Short exercise: Nothing may be dropped or altered: reproduce all the data.

########

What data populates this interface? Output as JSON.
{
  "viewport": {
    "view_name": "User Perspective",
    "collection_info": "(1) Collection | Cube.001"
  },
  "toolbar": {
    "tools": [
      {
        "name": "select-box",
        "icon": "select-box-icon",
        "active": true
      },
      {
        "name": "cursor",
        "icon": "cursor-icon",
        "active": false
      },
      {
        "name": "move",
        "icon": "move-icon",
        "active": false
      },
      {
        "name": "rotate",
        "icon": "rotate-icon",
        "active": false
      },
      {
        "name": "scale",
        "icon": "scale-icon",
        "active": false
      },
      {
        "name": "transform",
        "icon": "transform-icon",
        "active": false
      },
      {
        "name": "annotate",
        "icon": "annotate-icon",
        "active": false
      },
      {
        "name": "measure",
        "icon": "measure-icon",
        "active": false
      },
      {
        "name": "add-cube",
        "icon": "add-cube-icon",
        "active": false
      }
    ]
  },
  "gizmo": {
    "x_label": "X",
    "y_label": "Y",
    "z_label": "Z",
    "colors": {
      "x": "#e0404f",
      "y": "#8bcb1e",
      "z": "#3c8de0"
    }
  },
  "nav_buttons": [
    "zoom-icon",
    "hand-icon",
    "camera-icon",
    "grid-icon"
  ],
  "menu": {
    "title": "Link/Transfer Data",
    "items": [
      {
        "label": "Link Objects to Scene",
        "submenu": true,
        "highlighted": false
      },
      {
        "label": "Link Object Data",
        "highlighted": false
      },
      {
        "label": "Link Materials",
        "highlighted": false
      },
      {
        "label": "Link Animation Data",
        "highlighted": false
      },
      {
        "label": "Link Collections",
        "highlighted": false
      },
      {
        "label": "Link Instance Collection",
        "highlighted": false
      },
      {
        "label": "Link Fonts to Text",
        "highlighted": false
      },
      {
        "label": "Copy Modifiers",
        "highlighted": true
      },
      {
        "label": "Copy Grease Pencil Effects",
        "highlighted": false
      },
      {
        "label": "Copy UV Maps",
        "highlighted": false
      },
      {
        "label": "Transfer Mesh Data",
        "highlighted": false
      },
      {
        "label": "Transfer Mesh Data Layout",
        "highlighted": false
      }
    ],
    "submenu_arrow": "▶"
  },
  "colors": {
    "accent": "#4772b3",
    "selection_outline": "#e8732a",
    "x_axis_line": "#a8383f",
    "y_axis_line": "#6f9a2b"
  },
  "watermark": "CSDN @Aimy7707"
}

########

Task response:
What data populates this interface? Output as JSON.
{
  "viewport": {
    "view_name": "User Perspective",
    "collection_info": "(1) Collection | Cube.001"
  },
  "toolbar": {
    "tools": [
      {
        "name": "select-box",
        "icon": "select-box-icon",
        "active": true
      },
      {
        "name": "cursor",
        "icon": "cursor-icon",
        "active": false
      },
      {
        "name": "move",
        "icon": "move-icon",
        "active": false
      },
      {
        "name": "rotate",
        "icon": "rotate-icon",
        "active": false
      },
      {
        "name": "scale",
        "icon": "scale-icon",
        "active": false
      },
      {
        "name": "transform",
        "icon": "transform-icon",
        "active": false
      },
      {
        "name": "annotate",
        "icon": "annotate-icon",
        "active": false
      },
      {
        "name": "measure",
        "icon": "measure-icon",
        "active": false
      },
      {
        "name": "add-cube",
        "icon": "add-cube-icon",
        "active": false
      }
    ]
  },
  "gizmo": {
    "x_label": "X",
    "y_label": "Y",
    "z_label": "Z",
    "colors": {
      "x": "#e0404f",
      "y": "#8bcb1e",
      "z": "#3c8de0"
    }
  },
  "nav_buttons": [
    "zoom-icon",
    "hand-icon",
    "camera-icon",
    "grid-icon"
  ],
  "menu": {
    "title": "Link/Transfer Data",
    "items": [
      {
        "label": "Link Objects to Scene",
        "submenu": true,
        "highlighted": false
      },
      {
        "label": "Link Object Data",
        "highlighted": false
      },
      {
        "label": "Link Materials",
        "highlighted": false
      },
      {
        "label": "Link Animation Data",
        "highlighted": false
      },
      {
        "label": "Link Collections",
        "highlighted": false
      },
      {
        "label": "Link Instance Collection",
        "highlighted": false
      },
      {
        "label": "Link Fonts to Text",
        "highlighted": false
      },
      {
        "label": "Copy Modifiers",
        "highlighted": true
      },
      {
        "label": "Copy Grease Pencil Effects",
        "highlighted": false
      },
      {
        "label": "Copy UV Maps",
        "highlighted": false
      },
      {
        "label": "Transfer Mesh Data",
        "highlighted": false
      },
      {
        "label": "Transfer Mesh Data Layout",
        "highlighted": false
      }
    ],
    "submenu_arrow": "▶"
  },
  "colors": {
    "accent": "#4772b3",
    "selection_outline": "#e8732a",
    "x_axis_line": "#a8383f",
    "y_axis_line": "#6f9a2b"
  },
  "watermark": "CSDN @Aimy7707"
}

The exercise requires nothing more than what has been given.